╭─ Data shown

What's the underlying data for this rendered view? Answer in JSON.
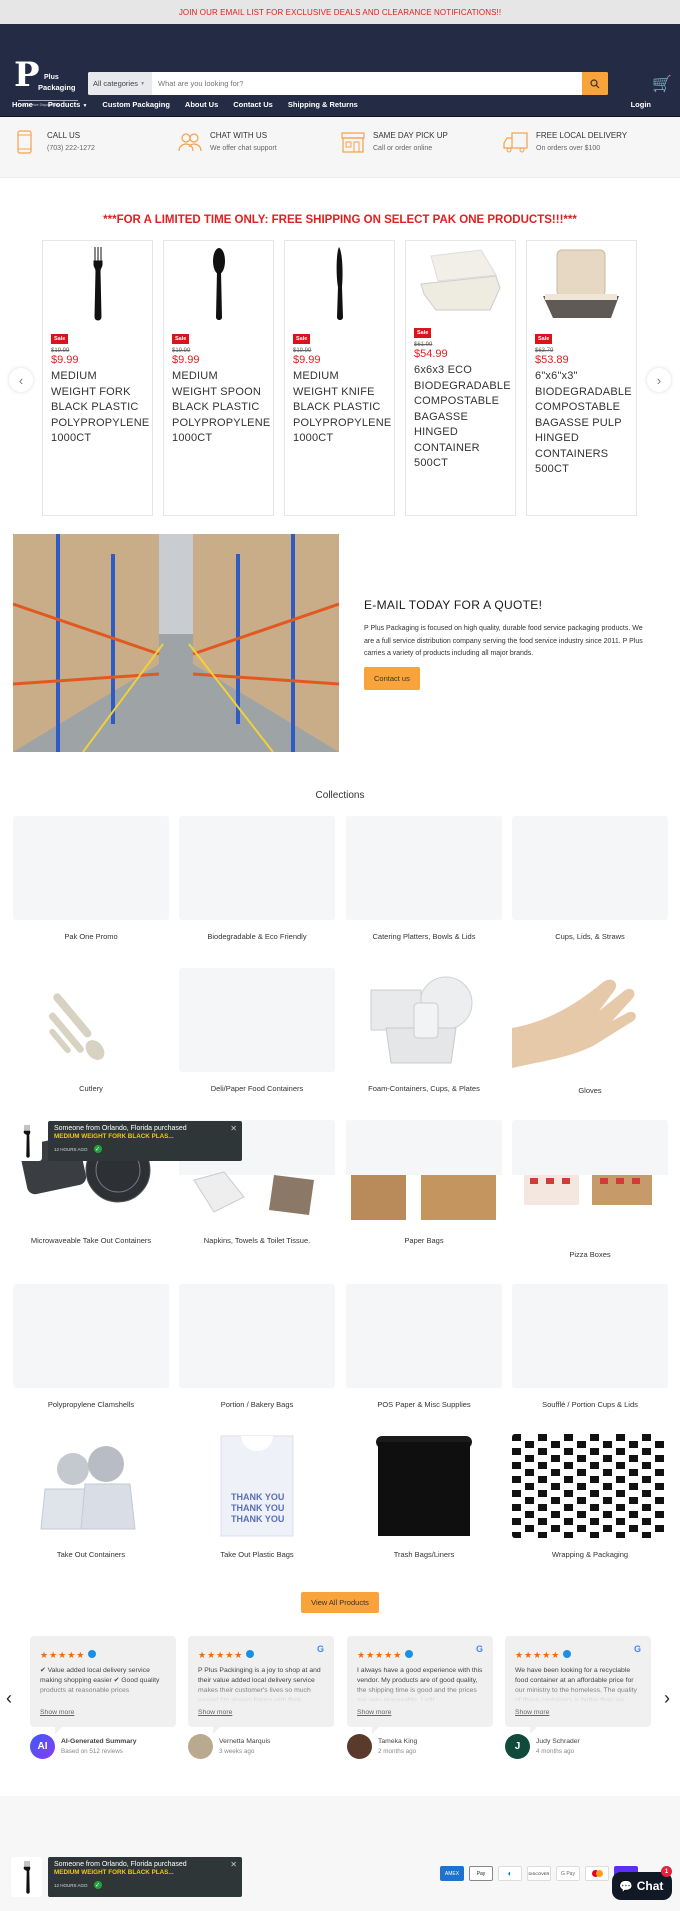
{
  "announcement": "JOIN OUR EMAIL LIST FOR EXCLUSIVE DEALS AND CLEARANCE NOTIFICATIONS!!",
  "logo": {
    "letter": "P",
    "line1": "Plus",
    "line2": "Packaging",
    "tagline": "Food Service Disposables"
  },
  "search": {
    "category": "All categories",
    "placeholder": "What are you looking for?"
  },
  "nav": {
    "items": [
      "Home",
      "Products",
      "Custom Packaging",
      "About Us",
      "Contact Us",
      "Shipping & Returns"
    ],
    "login": "Login"
  },
  "features": [
    {
      "title": "CALL US",
      "sub": "(703) 222-1272",
      "icon": "phone-icon"
    },
    {
      "title": "CHAT WITH US",
      "sub": "We offer chat support",
      "icon": "users-icon"
    },
    {
      "title": "SAME DAY PICK UP",
      "sub": "Call or order online",
      "icon": "store-icon"
    },
    {
      "title": "FREE LOCAL DELIVERY",
      "sub": "On orders over $100",
      "icon": "truck-icon"
    }
  ],
  "promo": "***FOR A LIMITED TIME ONLY: FREE SHIPPING ON SELECT PAK ONE PRODUCTS!!!***",
  "products": [
    {
      "badge": "Sale",
      "old": "$19.99",
      "price": "$9.99",
      "name": "MEDIUM WEIGHT FORK BLACK PLASTIC POLYPROPYLENE 1000CT"
    },
    {
      "badge": "Sale",
      "old": "$19.99",
      "price": "$9.99",
      "name": "MEDIUM WEIGHT SPOON BLACK PLASTIC POLYPROPYLENE 1000CT"
    },
    {
      "badge": "Sale",
      "old": "$19.99",
      "price": "$9.99",
      "name": "MEDIUM WEIGHT KNIFE BLACK PLASTIC POLYPROPYLENE 1000CT"
    },
    {
      "badge": "Sale",
      "old": "$61.99",
      "price": "$54.99",
      "name": "6x6x3 ECO BIODEGRADABLE COMPOSTABLE BAGASSE HINGED CONTAINER 500CT"
    },
    {
      "badge": "Sale",
      "old": "$63.79",
      "price": "$53.89",
      "name": "6\"x6\"x3\" BIODEGRADABLE COMPOSTABLE BAGASSE PULP HINGED CONTAINERS 500CT"
    }
  ],
  "quote": {
    "title": "E-MAIL TODAY FOR A QUOTE!",
    "body": "P Plus Packaging is focused on high quality, durable food service packaging products. We are a full service distribution company serving the food service industry since 2011. P Plus carries a variety of products including all major brands.",
    "button": "Contact us"
  },
  "collections": {
    "title": "Collections",
    "items": [
      "Pak One Promo",
      "Biodegradable & Eco Friendly",
      "Catering Platters, Bowls & Lids",
      "Cups, Lids, & Straws",
      "Cutlery",
      "Deli/Paper Food Containers",
      "Foam-Containers, Cups, & Plates",
      "Gloves",
      "Microwaveable Take Out Containers",
      "Napkins, Towels & Toilet Tissue.",
      "Paper Bags",
      "Pizza Boxes",
      "Polypropylene Clamshells",
      "Portion / Bakery Bags",
      "POS Paper & Misc Supplies",
      "Soufflé / Portion Cups & Lids",
      "Take Out Containers",
      "Take Out Plastic Bags",
      "Trash Bags/Liners",
      "Wrapping & Packaging"
    ]
  },
  "view_all": "View All Products",
  "reviews": [
    {
      "stars": "★★★★★",
      "text": "✔ Value added local delivery service making shopping easier ✔ Good quality products at reasonable prices",
      "more": "Show more",
      "author": "AI-Generated Summary",
      "meta": "Based on 512 reviews",
      "avatar": "AI",
      "google": false
    },
    {
      "stars": "★★★★★",
      "text": "P Plus Packinging is a joy to shop at and their value added local delivery service makes their customer's lives so much easier! I'm always happy with their",
      "more": "Show more",
      "author": "Vernetta Marquis",
      "meta": "3 weeks ago",
      "avatar": "",
      "google": true
    },
    {
      "stars": "★★★★★",
      "text": "I always have a good experience with this vendor. My products are of good quality, the shipping time is good and the prices are very reasonable. I will",
      "more": "Show more",
      "author": "Tameka King",
      "meta": "2 months ago",
      "avatar": "",
      "google": true
    },
    {
      "stars": "★★★★★",
      "text": "We have been looking for a recyclable food container at an affordable price for our ministry to the homeless. The quality of these containers is better than we",
      "more": "Show more",
      "author": "Judy Schrader",
      "meta": "4 months ago",
      "avatar": "J",
      "google": true
    }
  ],
  "toast": {
    "line1": "Someone from Orlando, Florida purchased",
    "line2": "MEDIUM WEIGHT FORK BLACK PLAS...",
    "time": "12 HOURS AGO"
  },
  "payments": [
    "AMEX",
    "Pay",
    "Diners",
    "DISCOVER",
    "G Pay",
    "Mastercard",
    "Shop"
  ],
  "chat": {
    "label": "Chat",
    "badge": "1"
  },
  "colors": {
    "navy": "#232b45",
    "orange": "#f9a43a",
    "red": "#e02020"
  }
}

╰─

Work to complete: Give all the entries again exactly, dropping each picture.

The output:
What's the underlying data for this rendered view? Answer in JSON.
{
  "announcement": "JOIN OUR EMAIL LIST FOR EXCLUSIVE DEALS AND CLEARANCE NOTIFICATIONS!!",
  "logo": {
    "letter": "P",
    "line1": "Plus",
    "line2": "Packaging",
    "tagline": "Food Service Disposables"
  },
  "search": {
    "category": "All categories",
    "placeholder": "What are you looking for?"
  },
  "nav": {
    "items": [
      "Home",
      "Products",
      "Custom Packaging",
      "About Us",
      "Contact Us",
      "Shipping & Returns"
    ],
    "login": "Login"
  },
  "features": [
    {
      "title": "CALL US",
      "sub": "(703) 222-1272",
      "icon": "phone-icon"
    },
    {
      "title": "CHAT WITH US",
      "sub": "We offer chat support",
      "icon": "users-icon"
    },
    {
      "title": "SAME DAY PICK UP",
      "sub": "Call or order online",
      "icon": "store-icon"
    },
    {
      "title": "FREE LOCAL DELIVERY",
      "sub": "On orders over $100",
      "icon": "truck-icon"
    }
  ],
  "promo": "***FOR A LIMITED TIME ONLY: FREE SHIPPING ON SELECT PAK ONE PRODUCTS!!!***",
  "products": [
    {
      "badge": "Sale",
      "old": "$19.99",
      "price": "$9.99",
      "name": "MEDIUM WEIGHT FORK BLACK PLASTIC POLYPROPYLENE 1000CT"
    },
    {
      "badge": "Sale",
      "old": "$19.99",
      "price": "$9.99",
      "name": "MEDIUM WEIGHT SPOON BLACK PLASTIC POLYPROPYLENE 1000CT"
    },
    {
      "badge": "Sale",
      "old": "$19.99",
      "price": "$9.99",
      "name": "MEDIUM WEIGHT KNIFE BLACK PLASTIC POLYPROPYLENE 1000CT"
    },
    {
      "badge": "Sale",
      "old": "$61.99",
      "price": "$54.99",
      "name": "6x6x3 ECO BIODEGRADABLE COMPOSTABLE BAGASSE HINGED CONTAINER 500CT"
    },
    {
      "badge": "Sale",
      "old": "$63.79",
      "price": "$53.89",
      "name": "6\"x6\"x3\" BIODEGRADABLE COMPOSTABLE BAGASSE PULP HINGED CONTAINERS 500CT"
    }
  ],
  "quote": {
    "title": "E-MAIL TODAY FOR A QUOTE!",
    "body": "P Plus Packaging is focused on high quality, durable food service packaging products. We are a full service distribution company serving the food service industry since 2011. P Plus carries a variety of products including all major brands.",
    "button": "Contact us"
  },
  "collections": {
    "title": "Collections",
    "items": [
      "Pak One Promo",
      "Biodegradable & Eco Friendly",
      "Catering Platters, Bowls & Lids",
      "Cups, Lids, & Straws",
      "Cutlery",
      "Deli/Paper Food Containers",
      "Foam-Containers, Cups, & Plates",
      "Gloves",
      "Microwaveable Take Out Containers",
      "Napkins, Towels & Toilet Tissue.",
      "Paper Bags",
      "Pizza Boxes",
      "Polypropylene Clamshells",
      "Portion / Bakery Bags",
      "POS Paper & Misc Supplies",
      "Soufflé / Portion Cups & Lids",
      "Take Out Containers",
      "Take Out Plastic Bags",
      "Trash Bags/Liners",
      "Wrapping & Packaging"
    ]
  },
  "view_all": "View All Products",
  "reviews": [
    {
      "stars": "★★★★★",
      "text": "✔ Value added local delivery service making shopping easier ✔ Good quality products at reasonable prices",
      "more": "Show more",
      "author": "AI-Generated Summary",
      "meta": "Based on 512 reviews",
      "avatar": "AI",
      "google": false
    },
    {
      "stars": "★★★★★",
      "text": "P Plus Packinging is a joy to shop at and their value added local delivery service makes their customer's lives so much easier! I'm always happy with their",
      "more": "Show more",
      "author": "Vernetta Marquis",
      "meta": "3 weeks ago",
      "avatar": "",
      "google": true
    },
    {
      "stars": "★★★★★",
      "text": "I always have a good experience with this vendor. My products are of good quality, the shipping time is good and the prices are very reasonable. I will",
      "more": "Show more",
      "author": "Tameka King",
      "meta": "2 months ago",
      "avatar": "",
      "google": true
    },
    {
      "stars": "★★★★★",
      "text": "We have been looking for a recyclable food container at an affordable price for our ministry to the homeless. The quality of these containers is better than we",
      "more": "Show more",
      "author": "Judy Schrader",
      "meta": "4 months ago",
      "avatar": "J",
      "google": true
    }
  ],
  "toast": {
    "line1": "Someone from Orlando, Florida purchased",
    "line2": "MEDIUM WEIGHT FORK BLACK PLAS...",
    "time": "12 HOURS AGO"
  },
  "payments": [
    "AMEX",
    "Pay",
    "Diners",
    "DISCOVER",
    "G Pay",
    "Mastercard",
    "Shop"
  ],
  "chat": {
    "label": "Chat",
    "badge": "1"
  },
  "colors": {
    "navy": "#232b45",
    "orange": "#f9a43a",
    "red": "#e02020"
  }
}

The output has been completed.